WHAT THIS TASK INVOLVES
Provide a single number: the count of lines containing the string "政治建设".

--- --- ---

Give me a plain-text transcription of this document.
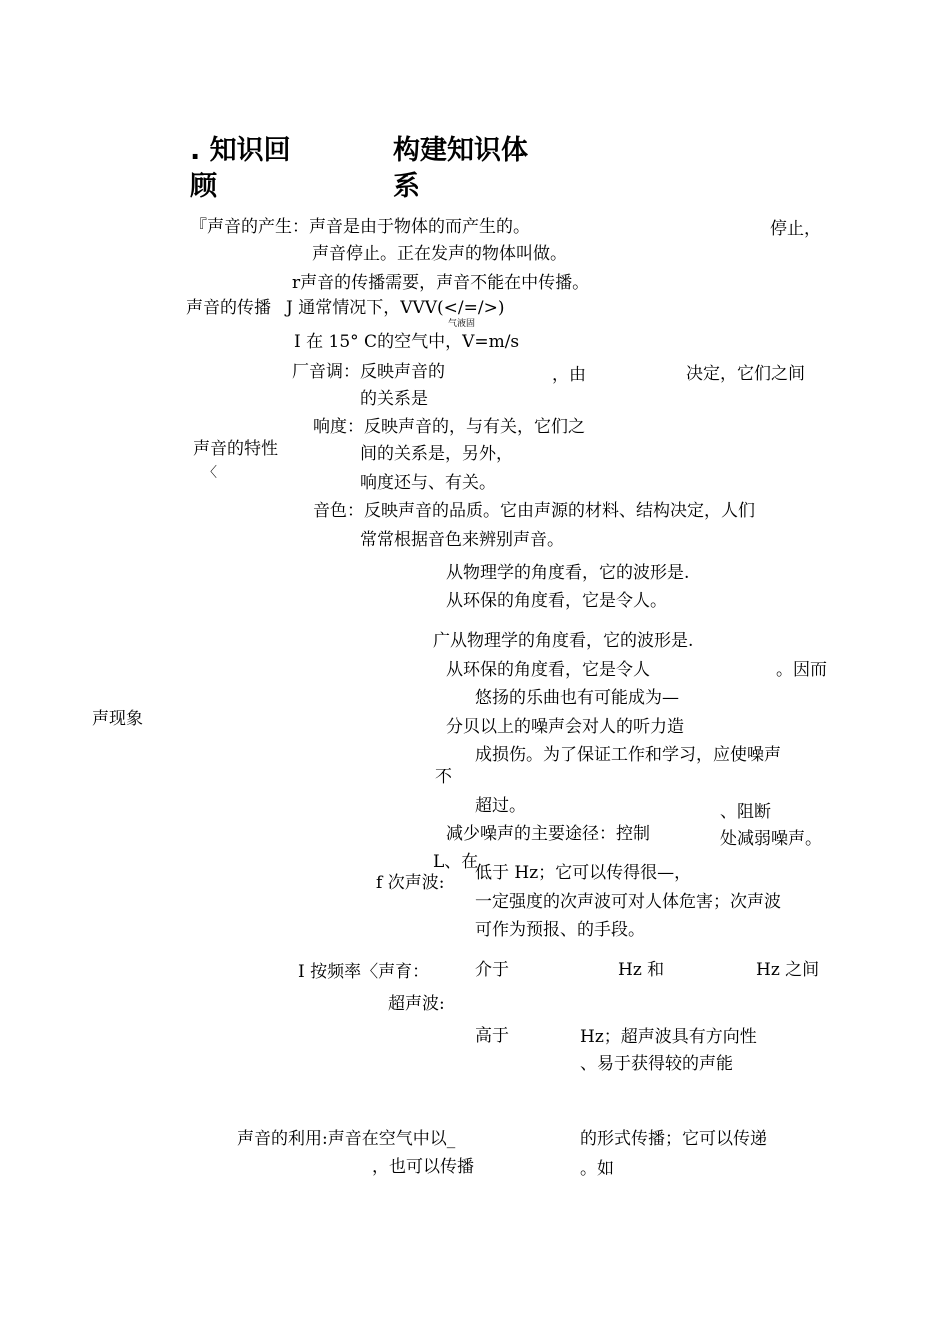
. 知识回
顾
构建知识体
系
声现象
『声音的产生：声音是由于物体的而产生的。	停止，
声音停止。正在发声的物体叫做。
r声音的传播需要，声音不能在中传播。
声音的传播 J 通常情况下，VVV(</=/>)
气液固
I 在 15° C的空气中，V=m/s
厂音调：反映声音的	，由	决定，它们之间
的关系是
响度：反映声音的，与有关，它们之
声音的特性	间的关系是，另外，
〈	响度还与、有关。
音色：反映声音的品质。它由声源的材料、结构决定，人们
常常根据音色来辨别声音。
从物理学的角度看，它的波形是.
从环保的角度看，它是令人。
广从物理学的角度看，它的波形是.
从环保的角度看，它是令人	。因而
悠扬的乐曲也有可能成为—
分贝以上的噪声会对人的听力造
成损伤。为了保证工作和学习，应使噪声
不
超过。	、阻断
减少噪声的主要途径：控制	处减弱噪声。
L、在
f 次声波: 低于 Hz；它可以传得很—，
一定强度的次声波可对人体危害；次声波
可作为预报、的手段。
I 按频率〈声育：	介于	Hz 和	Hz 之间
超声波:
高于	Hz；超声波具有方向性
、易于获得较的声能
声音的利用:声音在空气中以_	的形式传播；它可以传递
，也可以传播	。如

--- --- ---

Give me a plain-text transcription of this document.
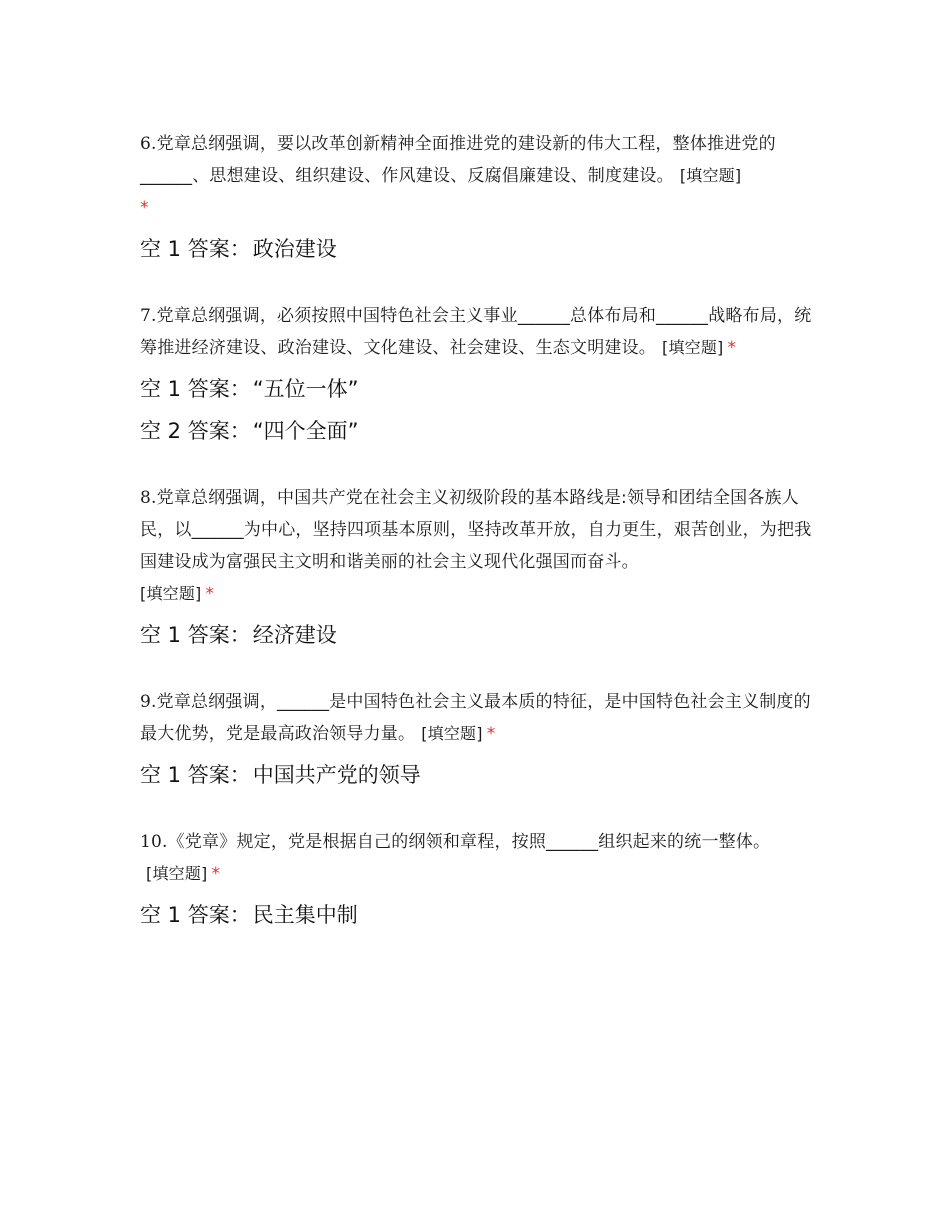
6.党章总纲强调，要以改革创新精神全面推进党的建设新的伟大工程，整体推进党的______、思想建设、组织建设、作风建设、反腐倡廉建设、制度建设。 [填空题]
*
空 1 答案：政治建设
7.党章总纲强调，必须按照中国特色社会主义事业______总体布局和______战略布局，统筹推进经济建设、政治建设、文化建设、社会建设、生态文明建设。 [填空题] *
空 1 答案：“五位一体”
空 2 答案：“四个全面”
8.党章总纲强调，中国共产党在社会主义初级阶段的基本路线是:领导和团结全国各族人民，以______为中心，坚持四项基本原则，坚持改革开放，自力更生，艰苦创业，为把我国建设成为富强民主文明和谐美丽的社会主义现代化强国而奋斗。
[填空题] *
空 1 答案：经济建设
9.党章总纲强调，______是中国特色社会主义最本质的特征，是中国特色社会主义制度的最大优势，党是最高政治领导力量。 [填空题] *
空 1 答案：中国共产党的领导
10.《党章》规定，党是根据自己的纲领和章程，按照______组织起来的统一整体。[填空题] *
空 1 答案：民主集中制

--- --- ---

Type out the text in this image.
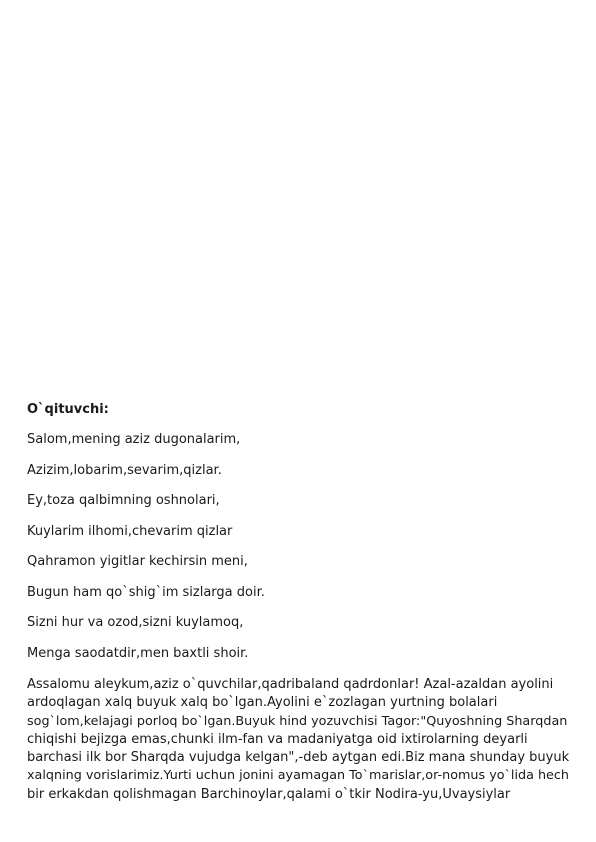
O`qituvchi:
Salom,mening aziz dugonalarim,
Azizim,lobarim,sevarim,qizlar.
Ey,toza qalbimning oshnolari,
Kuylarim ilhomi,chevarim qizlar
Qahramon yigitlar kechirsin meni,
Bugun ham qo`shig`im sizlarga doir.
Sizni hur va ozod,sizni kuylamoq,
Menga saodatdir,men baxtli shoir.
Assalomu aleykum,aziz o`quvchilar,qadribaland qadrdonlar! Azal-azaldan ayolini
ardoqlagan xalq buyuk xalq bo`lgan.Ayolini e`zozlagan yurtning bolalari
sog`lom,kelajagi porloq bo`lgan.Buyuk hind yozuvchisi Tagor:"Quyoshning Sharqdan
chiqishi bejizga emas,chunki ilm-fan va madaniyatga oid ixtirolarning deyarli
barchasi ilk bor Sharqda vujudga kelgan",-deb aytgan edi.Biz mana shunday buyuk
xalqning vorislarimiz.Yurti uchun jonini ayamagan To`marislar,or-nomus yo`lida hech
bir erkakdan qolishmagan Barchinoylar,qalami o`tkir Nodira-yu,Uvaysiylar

--- --- ---

EXERCISE SOLUTION
2